* Exercise requirements *
Reproduce the records below in full and exactly, without their images.

----- Dataset entries

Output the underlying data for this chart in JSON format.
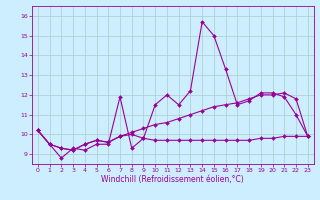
{
  "xlabel": "Windchill (Refroidissement éolien,°C)",
  "bg_color": "#cceeff",
  "grid_color": "#aacccc",
  "line_color": "#990099",
  "xlim": [
    -0.5,
    23.5
  ],
  "ylim": [
    8.5,
    16.5
  ],
  "yticks": [
    9,
    10,
    11,
    12,
    13,
    14,
    15,
    16
  ],
  "xticks": [
    0,
    1,
    2,
    3,
    4,
    5,
    6,
    7,
    8,
    9,
    10,
    11,
    12,
    13,
    14,
    15,
    16,
    17,
    18,
    19,
    20,
    21,
    22,
    23
  ],
  "line1_x": [
    0,
    1,
    2,
    3,
    4,
    5,
    6,
    7,
    8,
    9,
    10,
    11,
    12,
    13,
    14,
    15,
    16,
    17,
    18,
    19,
    20,
    21,
    22,
    23
  ],
  "line1_y": [
    10.2,
    9.5,
    8.8,
    9.3,
    9.2,
    9.5,
    9.5,
    11.9,
    9.3,
    9.8,
    11.5,
    12.0,
    11.5,
    12.2,
    15.7,
    15.0,
    13.3,
    11.5,
    11.7,
    12.1,
    12.1,
    11.9,
    11.0,
    9.9
  ],
  "line2_x": [
    0,
    1,
    2,
    3,
    4,
    5,
    6,
    7,
    8,
    9,
    10,
    11,
    12,
    13,
    14,
    15,
    16,
    17,
    18,
    19,
    20,
    21,
    22,
    23
  ],
  "line2_y": [
    10.2,
    9.5,
    9.3,
    9.2,
    9.5,
    9.7,
    9.6,
    9.9,
    10.1,
    10.3,
    10.5,
    10.6,
    10.8,
    11.0,
    11.2,
    11.4,
    11.5,
    11.6,
    11.8,
    12.0,
    12.0,
    12.1,
    11.8,
    9.9
  ],
  "line3_x": [
    0,
    1,
    2,
    3,
    4,
    5,
    6,
    7,
    8,
    9,
    10,
    11,
    12,
    13,
    14,
    15,
    16,
    17,
    18,
    19,
    20,
    21,
    22,
    23
  ],
  "line3_y": [
    10.2,
    9.5,
    9.3,
    9.2,
    9.5,
    9.7,
    9.6,
    9.9,
    10.0,
    9.8,
    9.7,
    9.7,
    9.7,
    9.7,
    9.7,
    9.7,
    9.7,
    9.7,
    9.7,
    9.8,
    9.8,
    9.9,
    9.9,
    9.9
  ],
  "xlabel_fontsize": 5.5,
  "tick_fontsize": 4.5,
  "linewidth": 0.8,
  "markersize": 2.0
}
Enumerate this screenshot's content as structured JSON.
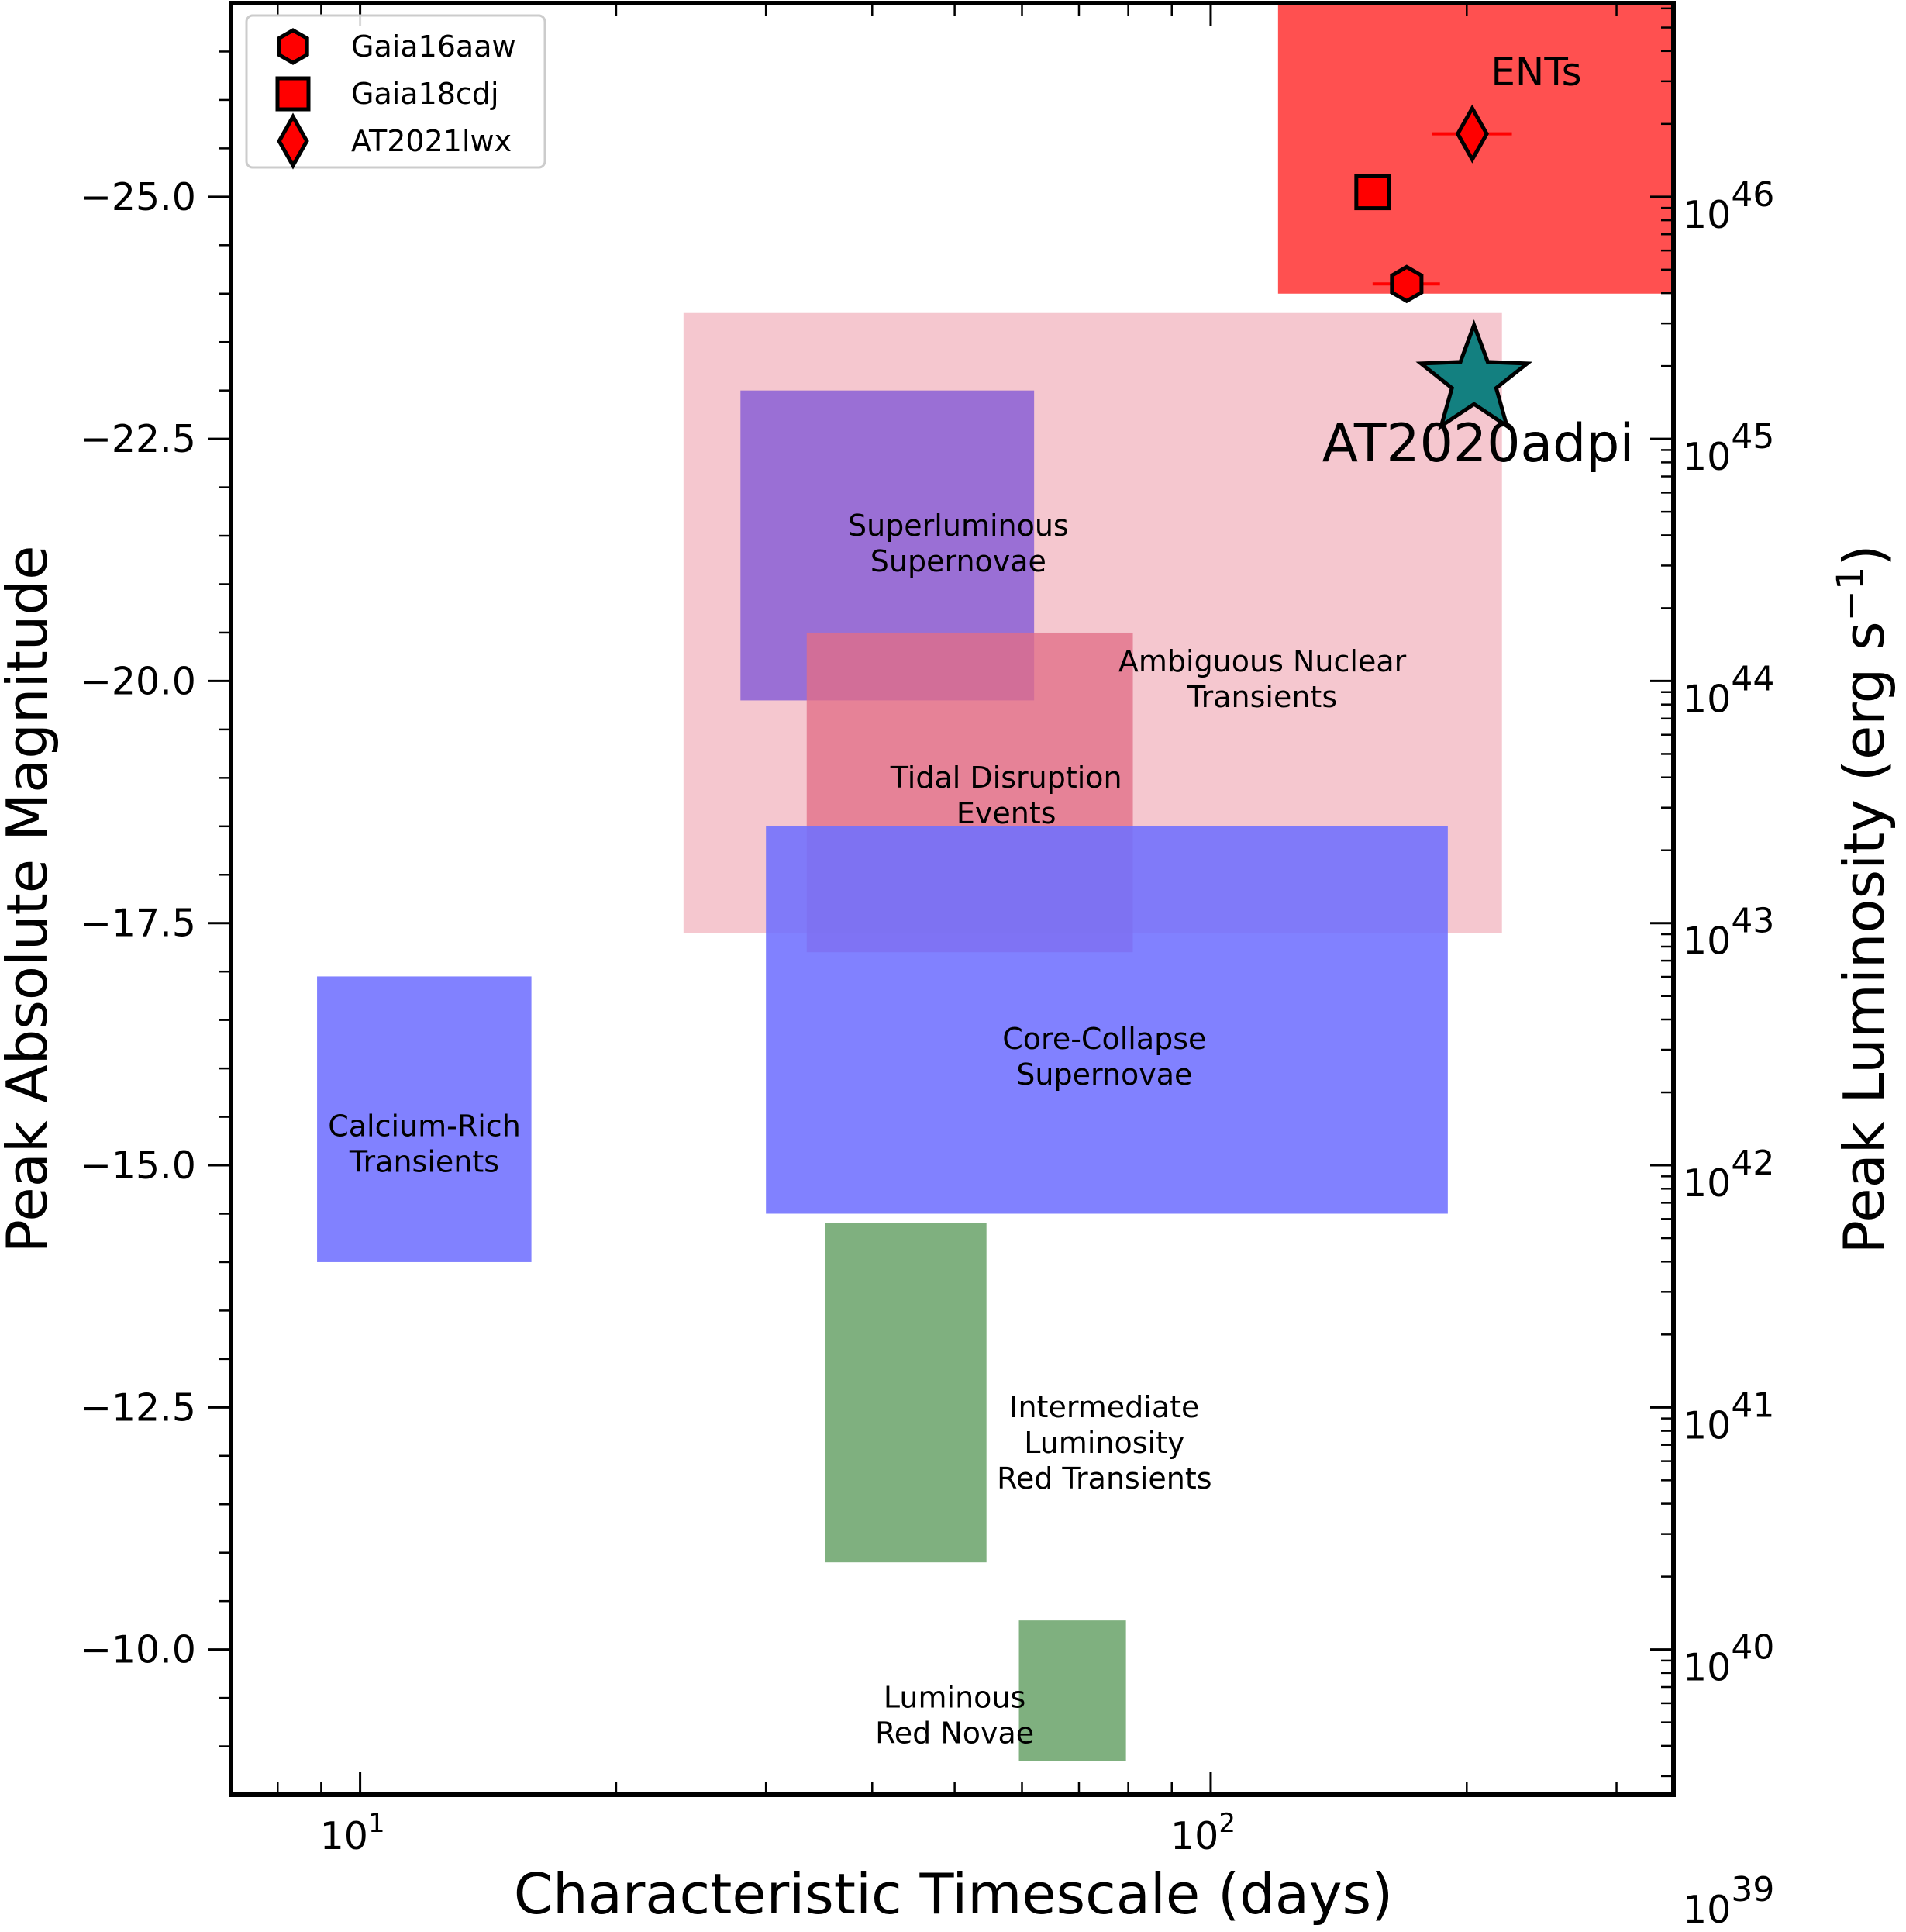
{
  "chart_data": {
    "type": "scatter",
    "title": "",
    "xlabel": "Characteristic Timescale (days)",
    "ylabel": "Peak Absolute Magnitude",
    "y2label": "Peak Luminosity (erg s⁻¹)",
    "xscale": "log",
    "xlim": [
      7.05,
      350
    ],
    "ylim": [
      -8.5,
      -27.0
    ],
    "y_inverted": true,
    "grid": false,
    "legend_position": "top-left",
    "colors": {
      "ent_region": "#ff5050",
      "ant_region": "#f5c7cf",
      "blue_region": "#7070ff",
      "purple_region": "#8a5fd6",
      "tde_region": "#e26e87",
      "green_region": "#7fb07f",
      "marker": "#ff0000",
      "star": "#138080"
    },
    "xticks": [
      {
        "value": 10,
        "base": "10",
        "exp": "1"
      },
      {
        "value": 100,
        "base": "10",
        "exp": "2"
      }
    ],
    "yticks": [
      {
        "value": -25.0,
        "label": "−25.0"
      },
      {
        "value": -22.5,
        "label": "−22.5"
      },
      {
        "value": -20.0,
        "label": "−20.0"
      },
      {
        "value": -17.5,
        "label": "−17.5"
      },
      {
        "value": -15.0,
        "label": "−15.0"
      },
      {
        "value": -12.5,
        "label": "−12.5"
      },
      {
        "value": -10.0,
        "label": "−10.0"
      }
    ],
    "y2ticks": [
      {
        "log_lum": 46,
        "base": "10",
        "exp": "46"
      },
      {
        "log_lum": 45,
        "base": "10",
        "exp": "45"
      },
      {
        "log_lum": 44,
        "base": "10",
        "exp": "44"
      },
      {
        "log_lum": 43,
        "base": "10",
        "exp": "43"
      },
      {
        "log_lum": 42,
        "base": "10",
        "exp": "42"
      },
      {
        "log_lum": 41,
        "base": "10",
        "exp": "41"
      },
      {
        "log_lum": 40,
        "base": "10",
        "exp": "40"
      },
      {
        "log_lum": 39,
        "base": "10",
        "exp": "39"
      }
    ],
    "regions": [
      {
        "name": "ENTs",
        "label_lines": [],
        "x_range": [
          120,
          350
        ],
        "y_range": [
          -24.0,
          -27.0
        ],
        "color_key": "ent_region"
      },
      {
        "name": "Ambiguous Nuclear Transients",
        "label_lines": [
          "Ambiguous Nuclear",
          "Transients"
        ],
        "label_at": [
          115,
          -20.1
        ],
        "x_range": [
          24,
          220
        ],
        "y_range": [
          -17.4,
          -23.8
        ],
        "color_key": "ant_region"
      },
      {
        "name": "Superluminous Supernovae",
        "label_lines": [
          "Superluminous",
          "Supernovae"
        ],
        "label_at": [
          50.5,
          -21.5
        ],
        "x_range": [
          28,
          62
        ],
        "y_range": [
          -19.8,
          -23.0
        ],
        "color_key": "purple_region",
        "opacity": 0.85
      },
      {
        "name": "Tidal Disruption Events",
        "label_lines": [
          "Tidal Disruption",
          "Events"
        ],
        "label_at": [
          57.5,
          -18.9
        ],
        "x_range": [
          33.5,
          81
        ],
        "y_range": [
          -17.2,
          -20.5
        ],
        "color_key": "tde_region",
        "opacity": 0.78
      },
      {
        "name": "Core-Collapse Supernovae",
        "label_lines": [
          "Core-Collapse",
          "Supernovae"
        ],
        "label_at": [
          75,
          -16.2
        ],
        "x_range": [
          30,
          190
        ],
        "y_range": [
          -14.5,
          -18.5
        ],
        "color_key": "blue_region",
        "opacity": 0.88
      },
      {
        "name": "Calcium-Rich Transients",
        "label_lines": [
          "Calcium-Rich",
          "Transients"
        ],
        "label_at": [
          11.9,
          -15.3
        ],
        "x_range": [
          8.9,
          15.9
        ],
        "y_range": [
          -14.0,
          -16.95
        ],
        "color_key": "blue_region",
        "opacity": 0.88
      },
      {
        "name": "Intermediate Luminosity Red Transients",
        "label_lines": [
          "Intermediate",
          "Luminosity",
          "Red Transients"
        ],
        "label_at": [
          75,
          -12.4
        ],
        "x_range": [
          35.2,
          54.5
        ],
        "y_range": [
          -10.9,
          -14.4
        ],
        "color_key": "green_region"
      },
      {
        "name": "Luminous Red Novae",
        "label_lines": [
          "Luminous",
          "Red Novae"
        ],
        "label_at": [
          50,
          -9.4
        ],
        "x_range": [
          59.5,
          79.5
        ],
        "y_range": [
          -8.85,
          -10.3
        ],
        "color_key": "green_region"
      }
    ],
    "series": [
      {
        "name": "Gaia16aaw",
        "marker": "hexagon",
        "x": 170,
        "y": -24.1,
        "xerr": [
          155,
          186
        ]
      },
      {
        "name": "Gaia18cdj",
        "marker": "square",
        "x": 155,
        "y": -25.05,
        "xerr": [
          149,
          162
        ]
      },
      {
        "name": "AT2021lwx",
        "marker": "diamond",
        "x": 203,
        "y": -25.65,
        "xerr": [
          182,
          226
        ]
      },
      {
        "name": "AT2020adpi",
        "marker": "star",
        "x": 204,
        "y": -23.1
      }
    ],
    "annotations": {
      "ents": "ENTs",
      "target": "AT2020adpi"
    },
    "legend": [
      "Gaia16aaw",
      "Gaia18cdj",
      "AT2021lwx"
    ]
  }
}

----------

* Reply *
Output the underlying data for this chart in JSON format.
{
  "xlabel": "Windchill (Refroidissement éolien,°C)",
  "bg_color": "#cceeff",
  "grid_color": "#aacccc",
  "line_color": "#990099",
  "xlim": [
    -0.5,
    23.5
  ],
  "ylim": [
    8.5,
    16.5
  ],
  "yticks": [
    9,
    10,
    11,
    12,
    13,
    14,
    15,
    16
  ],
  "xticks": [
    0,
    1,
    2,
    3,
    4,
    5,
    6,
    7,
    8,
    9,
    10,
    11,
    12,
    13,
    14,
    15,
    16,
    17,
    18,
    19,
    20,
    21,
    22,
    23
  ],
  "line1_x": [
    0,
    1,
    2,
    3,
    4,
    5,
    6,
    7,
    8,
    9,
    10,
    11,
    12,
    13,
    14,
    15,
    16,
    17,
    18,
    19,
    20,
    21,
    22,
    23
  ],
  "line1_y": [
    10.2,
    9.5,
    8.8,
    9.3,
    9.2,
    9.5,
    9.5,
    11.9,
    9.3,
    9.8,
    11.5,
    12.0,
    11.5,
    12.2,
    15.7,
    15.0,
    13.3,
    11.5,
    11.7,
    12.1,
    12.1,
    11.9,
    11.0,
    9.9
  ],
  "line2_x": [
    0,
    1,
    2,
    3,
    4,
    5,
    6,
    7,
    8,
    9,
    10,
    11,
    12,
    13,
    14,
    15,
    16,
    17,
    18,
    19,
    20,
    21,
    22,
    23
  ],
  "line2_y": [
    10.2,
    9.5,
    9.3,
    9.2,
    9.5,
    9.7,
    9.6,
    9.9,
    10.1,
    10.3,
    10.5,
    10.6,
    10.8,
    11.0,
    11.2,
    11.4,
    11.5,
    11.6,
    11.8,
    12.0,
    12.0,
    12.1,
    11.8,
    9.9
  ],
  "line3_x": [
    0,
    1,
    2,
    3,
    4,
    5,
    6,
    7,
    8,
    9,
    10,
    11,
    12,
    13,
    14,
    15,
    16,
    17,
    18,
    19,
    20,
    21,
    22,
    23
  ],
  "line3_y": [
    10.2,
    9.5,
    9.3,
    9.2,
    9.5,
    9.7,
    9.6,
    9.9,
    10.0,
    9.8,
    9.7,
    9.7,
    9.7,
    9.7,
    9.7,
    9.7,
    9.7,
    9.7,
    9.7,
    9.8,
    9.8,
    9.9,
    9.9,
    9.9
  ],
  "xlabel_fontsize": 5.5,
  "tick_fontsize": 4.5,
  "linewidth": 0.8,
  "markersize": 2.0
}
Enumerate this screenshot's content as structured JSON.
{
  "chart_data": {
    "type": "scatter",
    "title": "",
    "xlabel": "Characteristic Timescale (days)",
    "ylabel": "Peak Absolute Magnitude",
    "y2label": "Peak Luminosity (erg s⁻¹)",
    "xscale": "log",
    "xlim": [
      7.05,
      350
    ],
    "ylim": [
      -8.5,
      -27.0
    ],
    "y_inverted": true,
    "grid": false,
    "legend_position": "top-left",
    "colors": {
      "ent_region": "#ff5050",
      "ant_region": "#f5c7cf",
      "blue_region": "#7070ff",
      "purple_region": "#8a5fd6",
      "tde_region": "#e26e87",
      "green_region": "#7fb07f",
      "marker": "#ff0000",
      "star": "#138080"
    },
    "xticks": [
      {
        "value": 10,
        "base": "10",
        "exp": "1"
      },
      {
        "value": 100,
        "base": "10",
        "exp": "2"
      }
    ],
    "yticks": [
      {
        "value": -25.0,
        "label": "−25.0"
      },
      {
        "value": -22.5,
        "label": "−22.5"
      },
      {
        "value": -20.0,
        "label": "−20.0"
      },
      {
        "value": -17.5,
        "label": "−17.5"
      },
      {
        "value": -15.0,
        "label": "−15.0"
      },
      {
        "value": -12.5,
        "label": "−12.5"
      },
      {
        "value": -10.0,
        "label": "−10.0"
      }
    ],
    "y2ticks": [
      {
        "log_lum": 46,
        "base": "10",
        "exp": "46"
      },
      {
        "log_lum": 45,
        "base": "10",
        "exp": "45"
      },
      {
        "log_lum": 44,
        "base": "10",
        "exp": "44"
      },
      {
        "log_lum": 43,
        "base": "10",
        "exp": "43"
      },
      {
        "log_lum": 42,
        "base": "10",
        "exp": "42"
      },
      {
        "log_lum": 41,
        "base": "10",
        "exp": "41"
      },
      {
        "log_lum": 40,
        "base": "10",
        "exp": "40"
      },
      {
        "log_lum": 39,
        "base": "10",
        "exp": "39"
      }
    ],
    "regions": [
      {
        "name": "ENTs",
        "label_lines": [],
        "x_range": [
          120,
          350
        ],
        "y_range": [
          -24.0,
          -27.0
        ],
        "color_key": "ent_region"
      },
      {
        "name": "Ambiguous Nuclear Transients",
        "label_lines": [
          "Ambiguous Nuclear",
          "Transients"
        ],
        "label_at": [
          115,
          -20.1
        ],
        "x_range": [
          24,
          220
        ],
        "y_range": [
          -17.4,
          -23.8
        ],
        "color_key": "ant_region"
      },
      {
        "name": "Superluminous Supernovae",
        "label_lines": [
          "Superluminous",
          "Supernovae"
        ],
        "label_at": [
          50.5,
          -21.5
        ],
        "x_range": [
          28,
          62
        ],
        "y_range": [
          -19.8,
          -23.0
        ],
        "color_key": "purple_region",
        "opacity": 0.85
      },
      {
        "name": "Tidal Disruption Events",
        "label_lines": [
          "Tidal Disruption",
          "Events"
        ],
        "label_at": [
          57.5,
          -18.9
        ],
        "x_range": [
          33.5,
          81
        ],
        "y_range": [
          -17.2,
          -20.5
        ],
        "color_key": "tde_region",
        "opacity": 0.78
      },
      {
        "name": "Core-Collapse Supernovae",
        "label_lines": [
          "Core-Collapse",
          "Supernovae"
        ],
        "label_at": [
          75,
          -16.2
        ],
        "x_range": [
          30,
          190
        ],
        "y_range": [
          -14.5,
          -18.5
        ],
        "color_key": "blue_region",
        "opacity": 0.88
      },
      {
        "name": "Calcium-Rich Transients",
        "label_lines": [
          "Calcium-Rich",
          "Transients"
        ],
        "label_at": [
          11.9,
          -15.3
        ],
        "x_range": [
          8.9,
          15.9
        ],
        "y_range": [
          -14.0,
          -16.95
        ],
        "color_key": "blue_region",
        "opacity": 0.88
      },
      {
        "name": "Intermediate Luminosity Red Transients",
        "label_lines": [
          "Intermediate",
          "Luminosity",
          "Red Transients"
        ],
        "label_at": [
          75,
          -12.4
        ],
        "x_range": [
          35.2,
          54.5
        ],
        "y_range": [
          -10.9,
          -14.4
        ],
        "color_key": "green_region"
      },
      {
        "name": "Luminous Red Novae",
        "label_lines": [
          "Luminous",
          "Red Novae"
        ],
        "label_at": [
          50,
          -9.4
        ],
        "x_range": [
          59.5,
          79.5
        ],
        "y_range": [
          -8.85,
          -10.3
        ],
        "color_key": "green_region"
      }
    ],
    "series": [
      {
        "name": "Gaia16aaw",
        "marker": "hexagon",
        "x": 170,
        "y": -24.1,
        "xerr": [
          155,
          186
        ]
      },
      {
        "name": "Gaia18cdj",
        "marker": "square",
        "x": 155,
        "y": -25.05,
        "xerr": [
          149,
          162
        ]
      },
      {
        "name": "AT2021lwx",
        "marker": "diamond",
        "x": 203,
        "y": -25.65,
        "xerr": [
          182,
          226
        ]
      },
      {
        "name": "AT2020adpi",
        "marker": "star",
        "x": 204,
        "y": -23.1
      }
    ],
    "annotations": {
      "ents": "ENTs",
      "target": "AT2020adpi"
    },
    "legend": [
      "Gaia16aaw",
      "Gaia18cdj",
      "AT2021lwx"
    ]
  }
}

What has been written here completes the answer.